══ Data records ══

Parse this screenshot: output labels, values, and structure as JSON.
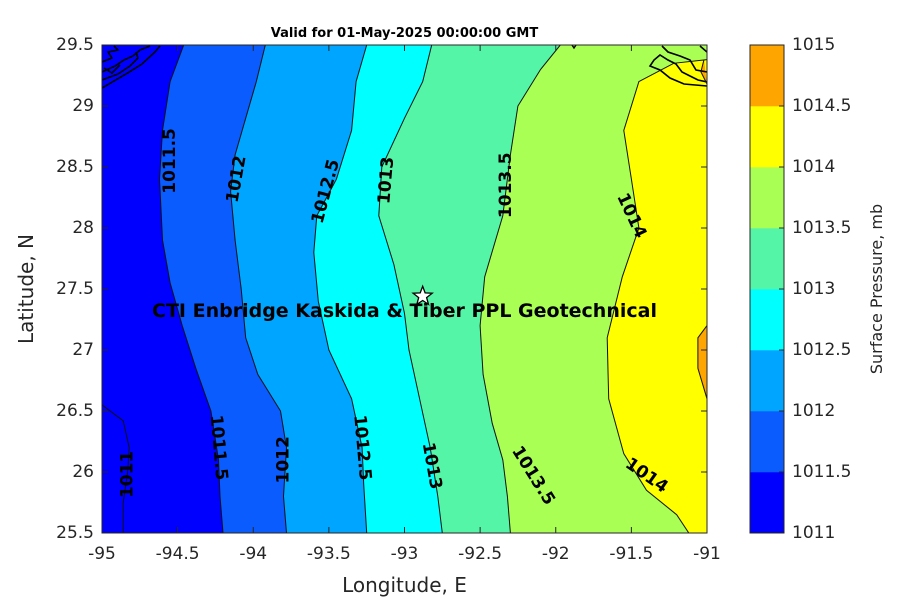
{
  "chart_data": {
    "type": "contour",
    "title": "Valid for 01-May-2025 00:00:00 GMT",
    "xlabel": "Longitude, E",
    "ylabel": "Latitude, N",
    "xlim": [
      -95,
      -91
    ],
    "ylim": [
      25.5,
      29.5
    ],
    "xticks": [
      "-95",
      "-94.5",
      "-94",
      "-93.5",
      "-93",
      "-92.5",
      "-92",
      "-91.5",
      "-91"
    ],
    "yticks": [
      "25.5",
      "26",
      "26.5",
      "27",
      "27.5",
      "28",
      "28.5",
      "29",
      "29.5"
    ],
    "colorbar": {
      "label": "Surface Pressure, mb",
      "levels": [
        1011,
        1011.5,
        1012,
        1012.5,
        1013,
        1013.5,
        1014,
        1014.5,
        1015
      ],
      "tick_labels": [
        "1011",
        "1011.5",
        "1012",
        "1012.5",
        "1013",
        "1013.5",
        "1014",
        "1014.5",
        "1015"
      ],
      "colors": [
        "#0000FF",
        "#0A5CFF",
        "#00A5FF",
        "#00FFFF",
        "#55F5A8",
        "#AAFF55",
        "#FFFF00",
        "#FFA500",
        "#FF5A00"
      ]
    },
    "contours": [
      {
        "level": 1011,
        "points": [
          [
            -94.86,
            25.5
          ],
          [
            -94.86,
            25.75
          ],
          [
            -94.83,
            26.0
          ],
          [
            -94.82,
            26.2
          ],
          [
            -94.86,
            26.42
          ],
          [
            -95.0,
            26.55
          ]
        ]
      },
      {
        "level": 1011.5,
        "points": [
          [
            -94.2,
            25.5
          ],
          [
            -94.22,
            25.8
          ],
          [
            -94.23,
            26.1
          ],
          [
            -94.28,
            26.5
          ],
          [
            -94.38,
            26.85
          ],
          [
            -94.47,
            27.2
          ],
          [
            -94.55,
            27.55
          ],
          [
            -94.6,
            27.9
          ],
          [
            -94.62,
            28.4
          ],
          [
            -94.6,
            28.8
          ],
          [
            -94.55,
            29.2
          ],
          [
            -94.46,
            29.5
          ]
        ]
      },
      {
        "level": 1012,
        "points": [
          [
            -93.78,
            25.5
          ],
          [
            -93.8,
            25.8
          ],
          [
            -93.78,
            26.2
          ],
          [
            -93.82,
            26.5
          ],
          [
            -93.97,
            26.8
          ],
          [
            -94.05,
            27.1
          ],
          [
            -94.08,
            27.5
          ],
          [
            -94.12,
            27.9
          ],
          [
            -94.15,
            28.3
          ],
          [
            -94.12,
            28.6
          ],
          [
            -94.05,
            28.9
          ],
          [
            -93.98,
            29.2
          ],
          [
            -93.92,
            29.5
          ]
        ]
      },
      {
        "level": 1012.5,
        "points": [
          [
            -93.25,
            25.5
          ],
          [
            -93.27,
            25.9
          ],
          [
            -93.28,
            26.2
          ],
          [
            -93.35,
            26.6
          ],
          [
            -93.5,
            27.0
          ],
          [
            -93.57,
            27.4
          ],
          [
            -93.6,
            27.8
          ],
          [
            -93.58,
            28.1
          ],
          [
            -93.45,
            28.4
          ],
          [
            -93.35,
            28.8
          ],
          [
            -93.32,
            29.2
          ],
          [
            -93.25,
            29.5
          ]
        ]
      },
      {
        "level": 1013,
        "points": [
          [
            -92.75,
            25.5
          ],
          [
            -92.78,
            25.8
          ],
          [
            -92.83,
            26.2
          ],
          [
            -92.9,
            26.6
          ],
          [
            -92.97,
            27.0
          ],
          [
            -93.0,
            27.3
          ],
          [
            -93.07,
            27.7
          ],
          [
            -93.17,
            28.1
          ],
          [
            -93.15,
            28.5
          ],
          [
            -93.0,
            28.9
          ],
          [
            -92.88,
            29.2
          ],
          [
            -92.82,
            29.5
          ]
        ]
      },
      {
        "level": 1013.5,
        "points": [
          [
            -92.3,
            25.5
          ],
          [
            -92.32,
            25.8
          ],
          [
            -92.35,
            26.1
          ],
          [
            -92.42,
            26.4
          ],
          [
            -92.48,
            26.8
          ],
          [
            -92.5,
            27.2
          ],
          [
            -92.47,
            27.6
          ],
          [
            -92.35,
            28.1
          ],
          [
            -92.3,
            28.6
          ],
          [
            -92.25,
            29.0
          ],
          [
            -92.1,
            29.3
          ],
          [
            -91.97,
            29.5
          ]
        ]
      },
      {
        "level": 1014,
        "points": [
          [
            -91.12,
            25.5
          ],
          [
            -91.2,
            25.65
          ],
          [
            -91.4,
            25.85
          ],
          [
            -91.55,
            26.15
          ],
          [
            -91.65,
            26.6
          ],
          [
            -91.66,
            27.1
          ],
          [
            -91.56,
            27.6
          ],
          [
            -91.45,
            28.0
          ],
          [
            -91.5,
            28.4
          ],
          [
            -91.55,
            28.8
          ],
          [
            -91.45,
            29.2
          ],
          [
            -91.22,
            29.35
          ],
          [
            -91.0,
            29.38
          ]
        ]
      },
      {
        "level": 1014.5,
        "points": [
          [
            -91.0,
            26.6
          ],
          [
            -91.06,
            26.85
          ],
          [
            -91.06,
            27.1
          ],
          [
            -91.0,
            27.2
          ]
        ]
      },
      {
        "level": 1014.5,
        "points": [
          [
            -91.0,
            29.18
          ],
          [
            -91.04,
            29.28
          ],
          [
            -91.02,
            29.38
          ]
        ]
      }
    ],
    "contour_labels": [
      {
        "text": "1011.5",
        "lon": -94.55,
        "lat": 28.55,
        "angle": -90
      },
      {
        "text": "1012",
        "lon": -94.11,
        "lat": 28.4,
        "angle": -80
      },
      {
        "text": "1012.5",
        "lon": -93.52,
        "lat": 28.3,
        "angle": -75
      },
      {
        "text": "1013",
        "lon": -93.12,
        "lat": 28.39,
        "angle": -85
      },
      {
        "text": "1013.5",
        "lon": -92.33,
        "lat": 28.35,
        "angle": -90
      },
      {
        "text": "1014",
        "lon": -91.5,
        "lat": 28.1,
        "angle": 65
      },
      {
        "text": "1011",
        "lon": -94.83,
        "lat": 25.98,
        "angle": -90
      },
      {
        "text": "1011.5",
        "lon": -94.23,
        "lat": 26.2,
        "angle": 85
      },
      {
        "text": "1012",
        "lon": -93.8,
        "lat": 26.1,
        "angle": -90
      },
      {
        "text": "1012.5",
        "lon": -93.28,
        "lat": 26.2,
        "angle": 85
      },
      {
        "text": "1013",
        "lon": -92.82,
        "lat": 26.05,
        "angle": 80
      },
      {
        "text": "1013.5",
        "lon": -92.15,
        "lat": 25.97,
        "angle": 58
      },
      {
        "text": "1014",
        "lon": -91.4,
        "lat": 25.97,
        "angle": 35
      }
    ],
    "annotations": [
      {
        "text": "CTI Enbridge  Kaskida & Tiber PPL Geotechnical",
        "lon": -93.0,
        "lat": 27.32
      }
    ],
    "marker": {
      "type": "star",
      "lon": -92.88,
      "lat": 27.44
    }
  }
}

═══

• _Goal_: Leave the pictures out and reproduce all of the records exactly.

• _Output of the task_:
Parse this screenshot: output labels, values, and structure as JSON.
{
  "chart_data": {
    "type": "contour",
    "title": "Valid for 01-May-2025 00:00:00 GMT",
    "xlabel": "Longitude, E",
    "ylabel": "Latitude, N",
    "xlim": [
      -95,
      -91
    ],
    "ylim": [
      25.5,
      29.5
    ],
    "xticks": [
      "-95",
      "-94.5",
      "-94",
      "-93.5",
      "-93",
      "-92.5",
      "-92",
      "-91.5",
      "-91"
    ],
    "yticks": [
      "25.5",
      "26",
      "26.5",
      "27",
      "27.5",
      "28",
      "28.5",
      "29",
      "29.5"
    ],
    "colorbar": {
      "label": "Surface Pressure, mb",
      "levels": [
        1011,
        1011.5,
        1012,
        1012.5,
        1013,
        1013.5,
        1014,
        1014.5,
        1015
      ],
      "tick_labels": [
        "1011",
        "1011.5",
        "1012",
        "1012.5",
        "1013",
        "1013.5",
        "1014",
        "1014.5",
        "1015"
      ],
      "colors": [
        "#0000FF",
        "#0A5CFF",
        "#00A5FF",
        "#00FFFF",
        "#55F5A8",
        "#AAFF55",
        "#FFFF00",
        "#FFA500",
        "#FF5A00"
      ]
    },
    "contours": [
      {
        "level": 1011,
        "points": [
          [
            -94.86,
            25.5
          ],
          [
            -94.86,
            25.75
          ],
          [
            -94.83,
            26.0
          ],
          [
            -94.82,
            26.2
          ],
          [
            -94.86,
            26.42
          ],
          [
            -95.0,
            26.55
          ]
        ]
      },
      {
        "level": 1011.5,
        "points": [
          [
            -94.2,
            25.5
          ],
          [
            -94.22,
            25.8
          ],
          [
            -94.23,
            26.1
          ],
          [
            -94.28,
            26.5
          ],
          [
            -94.38,
            26.85
          ],
          [
            -94.47,
            27.2
          ],
          [
            -94.55,
            27.55
          ],
          [
            -94.6,
            27.9
          ],
          [
            -94.62,
            28.4
          ],
          [
            -94.6,
            28.8
          ],
          [
            -94.55,
            29.2
          ],
          [
            -94.46,
            29.5
          ]
        ]
      },
      {
        "level": 1012,
        "points": [
          [
            -93.78,
            25.5
          ],
          [
            -93.8,
            25.8
          ],
          [
            -93.78,
            26.2
          ],
          [
            -93.82,
            26.5
          ],
          [
            -93.97,
            26.8
          ],
          [
            -94.05,
            27.1
          ],
          [
            -94.08,
            27.5
          ],
          [
            -94.12,
            27.9
          ],
          [
            -94.15,
            28.3
          ],
          [
            -94.12,
            28.6
          ],
          [
            -94.05,
            28.9
          ],
          [
            -93.98,
            29.2
          ],
          [
            -93.92,
            29.5
          ]
        ]
      },
      {
        "level": 1012.5,
        "points": [
          [
            -93.25,
            25.5
          ],
          [
            -93.27,
            25.9
          ],
          [
            -93.28,
            26.2
          ],
          [
            -93.35,
            26.6
          ],
          [
            -93.5,
            27.0
          ],
          [
            -93.57,
            27.4
          ],
          [
            -93.6,
            27.8
          ],
          [
            -93.58,
            28.1
          ],
          [
            -93.45,
            28.4
          ],
          [
            -93.35,
            28.8
          ],
          [
            -93.32,
            29.2
          ],
          [
            -93.25,
            29.5
          ]
        ]
      },
      {
        "level": 1013,
        "points": [
          [
            -92.75,
            25.5
          ],
          [
            -92.78,
            25.8
          ],
          [
            -92.83,
            26.2
          ],
          [
            -92.9,
            26.6
          ],
          [
            -92.97,
            27.0
          ],
          [
            -93.0,
            27.3
          ],
          [
            -93.07,
            27.7
          ],
          [
            -93.17,
            28.1
          ],
          [
            -93.15,
            28.5
          ],
          [
            -93.0,
            28.9
          ],
          [
            -92.88,
            29.2
          ],
          [
            -92.82,
            29.5
          ]
        ]
      },
      {
        "level": 1013.5,
        "points": [
          [
            -92.3,
            25.5
          ],
          [
            -92.32,
            25.8
          ],
          [
            -92.35,
            26.1
          ],
          [
            -92.42,
            26.4
          ],
          [
            -92.48,
            26.8
          ],
          [
            -92.5,
            27.2
          ],
          [
            -92.47,
            27.6
          ],
          [
            -92.35,
            28.1
          ],
          [
            -92.3,
            28.6
          ],
          [
            -92.25,
            29.0
          ],
          [
            -92.1,
            29.3
          ],
          [
            -91.97,
            29.5
          ]
        ]
      },
      {
        "level": 1014,
        "points": [
          [
            -91.12,
            25.5
          ],
          [
            -91.2,
            25.65
          ],
          [
            -91.4,
            25.85
          ],
          [
            -91.55,
            26.15
          ],
          [
            -91.65,
            26.6
          ],
          [
            -91.66,
            27.1
          ],
          [
            -91.56,
            27.6
          ],
          [
            -91.45,
            28.0
          ],
          [
            -91.5,
            28.4
          ],
          [
            -91.55,
            28.8
          ],
          [
            -91.45,
            29.2
          ],
          [
            -91.22,
            29.35
          ],
          [
            -91.0,
            29.38
          ]
        ]
      },
      {
        "level": 1014.5,
        "points": [
          [
            -91.0,
            26.6
          ],
          [
            -91.06,
            26.85
          ],
          [
            -91.06,
            27.1
          ],
          [
            -91.0,
            27.2
          ]
        ]
      },
      {
        "level": 1014.5,
        "points": [
          [
            -91.0,
            29.18
          ],
          [
            -91.04,
            29.28
          ],
          [
            -91.02,
            29.38
          ]
        ]
      }
    ],
    "contour_labels": [
      {
        "text": "1011.5",
        "lon": -94.55,
        "lat": 28.55,
        "angle": -90
      },
      {
        "text": "1012",
        "lon": -94.11,
        "lat": 28.4,
        "angle": -80
      },
      {
        "text": "1012.5",
        "lon": -93.52,
        "lat": 28.3,
        "angle": -75
      },
      {
        "text": "1013",
        "lon": -93.12,
        "lat": 28.39,
        "angle": -85
      },
      {
        "text": "1013.5",
        "lon": -92.33,
        "lat": 28.35,
        "angle": -90
      },
      {
        "text": "1014",
        "lon": -91.5,
        "lat": 28.1,
        "angle": 65
      },
      {
        "text": "1011",
        "lon": -94.83,
        "lat": 25.98,
        "angle": -90
      },
      {
        "text": "1011.5",
        "lon": -94.23,
        "lat": 26.2,
        "angle": 85
      },
      {
        "text": "1012",
        "lon": -93.8,
        "lat": 26.1,
        "angle": -90
      },
      {
        "text": "1012.5",
        "lon": -93.28,
        "lat": 26.2,
        "angle": 85
      },
      {
        "text": "1013",
        "lon": -92.82,
        "lat": 26.05,
        "angle": 80
      },
      {
        "text": "1013.5",
        "lon": -92.15,
        "lat": 25.97,
        "angle": 58
      },
      {
        "text": "1014",
        "lon": -91.4,
        "lat": 25.97,
        "angle": 35
      }
    ],
    "annotations": [
      {
        "text": "CTI Enbridge  Kaskida & Tiber PPL Geotechnical",
        "lon": -93.0,
        "lat": 27.32
      }
    ],
    "marker": {
      "type": "star",
      "lon": -92.88,
      "lat": 27.44
    }
  }
}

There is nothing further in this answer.